+++ DATA SUPPLIED

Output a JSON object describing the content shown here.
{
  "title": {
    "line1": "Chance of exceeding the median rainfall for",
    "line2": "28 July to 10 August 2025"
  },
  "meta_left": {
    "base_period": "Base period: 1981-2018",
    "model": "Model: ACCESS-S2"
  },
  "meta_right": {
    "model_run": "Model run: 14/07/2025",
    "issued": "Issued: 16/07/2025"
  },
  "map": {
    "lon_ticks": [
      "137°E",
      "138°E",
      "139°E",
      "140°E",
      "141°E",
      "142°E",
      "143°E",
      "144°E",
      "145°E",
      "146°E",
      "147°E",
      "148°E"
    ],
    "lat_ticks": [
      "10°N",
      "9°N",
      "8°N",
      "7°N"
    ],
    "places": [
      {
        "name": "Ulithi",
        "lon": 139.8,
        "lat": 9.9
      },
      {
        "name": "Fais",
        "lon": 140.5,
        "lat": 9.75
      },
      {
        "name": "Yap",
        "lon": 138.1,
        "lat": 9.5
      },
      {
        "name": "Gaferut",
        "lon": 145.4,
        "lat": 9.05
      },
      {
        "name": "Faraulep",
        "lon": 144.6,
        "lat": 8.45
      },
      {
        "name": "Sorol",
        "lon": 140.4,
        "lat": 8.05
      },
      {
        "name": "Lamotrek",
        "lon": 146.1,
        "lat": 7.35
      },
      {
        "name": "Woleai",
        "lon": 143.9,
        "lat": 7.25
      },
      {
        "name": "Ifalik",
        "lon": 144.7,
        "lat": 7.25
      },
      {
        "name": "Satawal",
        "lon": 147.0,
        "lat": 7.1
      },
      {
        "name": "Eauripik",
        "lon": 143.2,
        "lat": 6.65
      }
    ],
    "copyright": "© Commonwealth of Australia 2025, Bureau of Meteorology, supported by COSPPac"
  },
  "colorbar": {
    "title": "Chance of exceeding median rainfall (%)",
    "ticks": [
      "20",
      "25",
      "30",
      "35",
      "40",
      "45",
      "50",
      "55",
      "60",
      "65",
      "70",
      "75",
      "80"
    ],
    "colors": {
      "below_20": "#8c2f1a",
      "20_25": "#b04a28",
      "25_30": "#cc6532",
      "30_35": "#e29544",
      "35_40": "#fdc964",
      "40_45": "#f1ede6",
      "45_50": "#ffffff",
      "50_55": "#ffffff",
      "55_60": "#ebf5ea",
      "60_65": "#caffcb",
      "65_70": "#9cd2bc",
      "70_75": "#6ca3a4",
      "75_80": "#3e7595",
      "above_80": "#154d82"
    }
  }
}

++++++

▸ TO BE DONE
Search the data above for the word "Model", then gather each line in which it appears.

▸ TASK SOLUTION
    "model": "Model: ACCESS-S2"
    "model_run": "Model run: 14/07/2025",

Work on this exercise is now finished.